Material »
★ ★ ★ ★ ★
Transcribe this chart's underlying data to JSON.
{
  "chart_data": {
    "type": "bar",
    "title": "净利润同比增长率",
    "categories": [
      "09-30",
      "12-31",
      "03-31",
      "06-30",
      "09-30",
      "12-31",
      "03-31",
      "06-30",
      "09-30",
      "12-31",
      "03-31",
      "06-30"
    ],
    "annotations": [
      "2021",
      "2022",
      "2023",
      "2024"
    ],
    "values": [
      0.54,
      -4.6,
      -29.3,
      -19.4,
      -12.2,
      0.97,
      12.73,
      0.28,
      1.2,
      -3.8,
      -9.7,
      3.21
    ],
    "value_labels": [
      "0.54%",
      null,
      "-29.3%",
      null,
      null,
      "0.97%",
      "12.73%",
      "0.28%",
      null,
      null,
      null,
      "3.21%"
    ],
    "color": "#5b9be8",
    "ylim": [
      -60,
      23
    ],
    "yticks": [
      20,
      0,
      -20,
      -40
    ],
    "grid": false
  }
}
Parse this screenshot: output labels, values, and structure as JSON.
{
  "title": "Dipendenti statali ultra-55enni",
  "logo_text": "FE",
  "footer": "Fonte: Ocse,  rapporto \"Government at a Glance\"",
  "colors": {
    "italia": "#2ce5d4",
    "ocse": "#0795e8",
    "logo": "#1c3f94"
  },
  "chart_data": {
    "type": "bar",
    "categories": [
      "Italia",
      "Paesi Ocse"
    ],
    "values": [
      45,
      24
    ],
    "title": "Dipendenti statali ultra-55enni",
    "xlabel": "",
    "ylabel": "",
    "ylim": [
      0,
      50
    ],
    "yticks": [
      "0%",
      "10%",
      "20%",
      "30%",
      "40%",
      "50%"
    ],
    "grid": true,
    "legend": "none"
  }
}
★ ★ ★ ★ ★
Exercise » Your task is to print all of the records exactly.

Exercise solution »
Transcribe this chart's underlying data to JSON.
{
  "chart_data": {
    "type": "bar",
    "title": "净利润同比增长率",
    "categories": [
      "09-30",
      "12-31",
      "03-31",
      "06-30",
      "09-30",
      "12-31",
      "03-31",
      "06-30",
      "09-30",
      "12-31",
      "03-31",
      "06-30"
    ],
    "annotations": [
      "2021",
      "2022",
      "2023",
      "2024"
    ],
    "values": [
      0.54,
      -4.6,
      -29.3,
      -19.4,
      -12.2,
      0.97,
      12.73,
      0.28,
      1.2,
      -3.8,
      -9.7,
      3.21
    ],
    "value_labels": [
      "0.54%",
      null,
      "-29.3%",
      null,
      null,
      "0.97%",
      "12.73%",
      "0.28%",
      null,
      null,
      null,
      "3.21%"
    ],
    "color": "#5b9be8",
    "ylim": [
      -60,
      23
    ],
    "yticks": [
      20,
      0,
      -20,
      -40
    ],
    "grid": false
  }
}
Parse this screenshot: output labels, values, and structure as JSON.
{
  "title": "Dipendenti statali ultra-55enni",
  "logo_text": "FE",
  "footer": "Fonte: Ocse,  rapporto \"Government at a Glance\"",
  "colors": {
    "italia": "#2ce5d4",
    "ocse": "#0795e8",
    "logo": "#1c3f94"
  },
  "chart_data": {
    "type": "bar",
    "categories": [
      "Italia",
      "Paesi Ocse"
    ],
    "values": [
      45,
      24
    ],
    "title": "Dipendenti statali ultra-55enni",
    "xlabel": "",
    "ylabel": "",
    "ylim": [
      0,
      50
    ],
    "yticks": [
      "0%",
      "10%",
      "20%",
      "30%",
      "40%",
      "50%"
    ],
    "grid": true,
    "legend": "none"
  }
}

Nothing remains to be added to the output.